* [WORK INSTRUCTIONS]:
Collect every line of the material that contains the string "control". Matches must agree in case.

* [Extracted data entries]:

[BEGIN]

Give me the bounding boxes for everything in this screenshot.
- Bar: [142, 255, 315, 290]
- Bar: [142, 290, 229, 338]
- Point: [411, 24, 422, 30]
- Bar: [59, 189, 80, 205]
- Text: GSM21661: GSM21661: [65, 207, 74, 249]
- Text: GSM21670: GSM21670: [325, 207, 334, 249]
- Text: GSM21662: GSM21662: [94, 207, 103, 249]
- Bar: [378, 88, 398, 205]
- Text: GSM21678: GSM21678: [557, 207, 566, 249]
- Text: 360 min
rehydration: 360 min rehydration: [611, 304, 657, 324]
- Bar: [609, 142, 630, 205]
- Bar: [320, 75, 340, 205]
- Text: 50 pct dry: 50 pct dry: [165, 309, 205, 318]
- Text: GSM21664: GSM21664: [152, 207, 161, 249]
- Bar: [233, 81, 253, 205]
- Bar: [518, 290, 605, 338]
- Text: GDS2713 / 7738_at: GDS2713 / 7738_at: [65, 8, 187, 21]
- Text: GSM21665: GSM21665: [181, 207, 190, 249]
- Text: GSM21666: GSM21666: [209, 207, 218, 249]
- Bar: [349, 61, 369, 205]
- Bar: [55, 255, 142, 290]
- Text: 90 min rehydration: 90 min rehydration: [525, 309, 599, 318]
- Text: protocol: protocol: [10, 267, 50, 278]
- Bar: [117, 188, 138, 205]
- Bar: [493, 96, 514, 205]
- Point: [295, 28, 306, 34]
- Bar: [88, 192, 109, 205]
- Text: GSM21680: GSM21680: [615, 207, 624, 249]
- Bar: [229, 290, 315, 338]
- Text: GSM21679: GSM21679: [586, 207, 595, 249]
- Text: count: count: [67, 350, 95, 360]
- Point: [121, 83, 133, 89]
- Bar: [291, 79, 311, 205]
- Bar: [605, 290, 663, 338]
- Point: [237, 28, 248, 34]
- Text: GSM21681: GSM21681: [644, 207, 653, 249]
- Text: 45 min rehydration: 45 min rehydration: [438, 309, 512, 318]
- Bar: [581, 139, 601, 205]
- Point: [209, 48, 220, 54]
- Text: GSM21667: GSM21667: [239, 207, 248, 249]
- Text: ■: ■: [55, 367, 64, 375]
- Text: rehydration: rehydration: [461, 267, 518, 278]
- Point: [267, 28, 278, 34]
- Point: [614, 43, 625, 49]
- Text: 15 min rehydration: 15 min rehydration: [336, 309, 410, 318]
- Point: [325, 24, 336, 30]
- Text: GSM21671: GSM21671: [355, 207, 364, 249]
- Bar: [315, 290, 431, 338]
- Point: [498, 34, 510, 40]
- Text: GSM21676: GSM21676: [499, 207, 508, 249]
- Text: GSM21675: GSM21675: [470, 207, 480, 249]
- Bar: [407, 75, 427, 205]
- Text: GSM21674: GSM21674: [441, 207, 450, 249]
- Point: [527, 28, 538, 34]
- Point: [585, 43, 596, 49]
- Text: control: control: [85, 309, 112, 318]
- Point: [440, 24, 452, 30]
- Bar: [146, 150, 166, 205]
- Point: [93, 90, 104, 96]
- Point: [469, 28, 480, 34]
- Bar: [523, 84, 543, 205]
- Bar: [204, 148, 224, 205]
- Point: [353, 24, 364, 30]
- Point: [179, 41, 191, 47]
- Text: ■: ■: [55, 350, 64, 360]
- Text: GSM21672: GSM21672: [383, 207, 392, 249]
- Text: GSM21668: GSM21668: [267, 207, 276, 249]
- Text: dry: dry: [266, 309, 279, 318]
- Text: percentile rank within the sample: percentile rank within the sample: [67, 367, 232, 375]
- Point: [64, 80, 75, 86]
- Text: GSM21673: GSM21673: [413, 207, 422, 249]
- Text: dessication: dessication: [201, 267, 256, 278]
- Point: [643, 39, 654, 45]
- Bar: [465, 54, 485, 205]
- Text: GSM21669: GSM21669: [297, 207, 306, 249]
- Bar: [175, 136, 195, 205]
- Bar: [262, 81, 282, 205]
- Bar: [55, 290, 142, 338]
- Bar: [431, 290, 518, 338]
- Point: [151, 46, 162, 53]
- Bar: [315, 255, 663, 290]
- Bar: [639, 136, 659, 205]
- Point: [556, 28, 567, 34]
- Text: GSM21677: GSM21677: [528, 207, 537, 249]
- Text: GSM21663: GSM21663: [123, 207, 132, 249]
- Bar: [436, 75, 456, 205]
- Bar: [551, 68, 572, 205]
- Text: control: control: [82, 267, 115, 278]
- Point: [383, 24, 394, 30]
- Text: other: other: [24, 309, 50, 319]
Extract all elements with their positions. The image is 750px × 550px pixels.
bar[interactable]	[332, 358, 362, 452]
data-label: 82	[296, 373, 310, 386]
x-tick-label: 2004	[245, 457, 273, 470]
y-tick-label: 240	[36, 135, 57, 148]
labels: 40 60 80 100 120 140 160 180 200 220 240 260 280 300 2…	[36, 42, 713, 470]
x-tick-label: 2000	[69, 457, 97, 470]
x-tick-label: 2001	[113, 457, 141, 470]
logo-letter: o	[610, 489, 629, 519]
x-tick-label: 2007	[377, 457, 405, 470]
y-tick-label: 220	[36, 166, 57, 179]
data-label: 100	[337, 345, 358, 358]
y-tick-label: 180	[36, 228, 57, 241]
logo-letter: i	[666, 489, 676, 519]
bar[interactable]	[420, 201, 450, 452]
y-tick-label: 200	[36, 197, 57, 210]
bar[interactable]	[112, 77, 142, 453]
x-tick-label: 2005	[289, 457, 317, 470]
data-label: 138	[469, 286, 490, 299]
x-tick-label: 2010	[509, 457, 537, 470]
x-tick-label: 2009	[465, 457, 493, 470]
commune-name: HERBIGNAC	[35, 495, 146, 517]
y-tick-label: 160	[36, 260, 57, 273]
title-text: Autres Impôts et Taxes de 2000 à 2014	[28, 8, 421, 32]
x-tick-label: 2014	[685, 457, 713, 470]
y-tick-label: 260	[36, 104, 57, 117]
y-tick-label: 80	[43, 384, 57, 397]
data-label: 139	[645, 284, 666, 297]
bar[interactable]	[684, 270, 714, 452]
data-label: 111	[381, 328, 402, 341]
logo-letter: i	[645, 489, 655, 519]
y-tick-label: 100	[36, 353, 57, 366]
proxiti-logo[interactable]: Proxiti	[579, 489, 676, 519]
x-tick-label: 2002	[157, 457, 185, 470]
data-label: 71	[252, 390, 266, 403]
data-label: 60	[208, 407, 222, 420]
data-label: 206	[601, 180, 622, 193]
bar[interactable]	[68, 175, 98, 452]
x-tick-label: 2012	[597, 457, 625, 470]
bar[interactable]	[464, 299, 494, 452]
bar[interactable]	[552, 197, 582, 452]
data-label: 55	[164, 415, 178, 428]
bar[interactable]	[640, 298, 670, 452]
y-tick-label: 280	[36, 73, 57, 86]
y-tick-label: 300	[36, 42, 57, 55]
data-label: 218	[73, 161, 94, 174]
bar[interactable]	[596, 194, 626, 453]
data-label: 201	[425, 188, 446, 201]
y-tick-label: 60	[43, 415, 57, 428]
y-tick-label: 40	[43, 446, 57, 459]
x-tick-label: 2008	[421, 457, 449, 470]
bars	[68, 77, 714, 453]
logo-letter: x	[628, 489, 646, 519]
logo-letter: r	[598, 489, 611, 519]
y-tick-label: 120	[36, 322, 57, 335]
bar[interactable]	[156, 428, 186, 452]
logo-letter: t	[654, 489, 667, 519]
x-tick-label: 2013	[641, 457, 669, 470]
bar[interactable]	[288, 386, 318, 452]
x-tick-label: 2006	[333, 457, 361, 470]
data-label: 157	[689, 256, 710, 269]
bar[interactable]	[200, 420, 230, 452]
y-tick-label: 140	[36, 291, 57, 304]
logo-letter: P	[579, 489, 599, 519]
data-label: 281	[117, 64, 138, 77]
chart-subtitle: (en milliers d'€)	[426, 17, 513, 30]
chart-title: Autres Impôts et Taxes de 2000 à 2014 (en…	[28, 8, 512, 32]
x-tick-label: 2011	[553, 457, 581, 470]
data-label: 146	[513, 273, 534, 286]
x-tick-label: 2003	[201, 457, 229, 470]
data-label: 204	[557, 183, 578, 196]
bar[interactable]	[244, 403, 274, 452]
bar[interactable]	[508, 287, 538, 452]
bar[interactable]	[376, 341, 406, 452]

[END]

* [ANSWER FOR THIS EXERCISE]:
- Text: control: control: [85, 309, 112, 318]
- Text: control: control: [82, 267, 115, 278]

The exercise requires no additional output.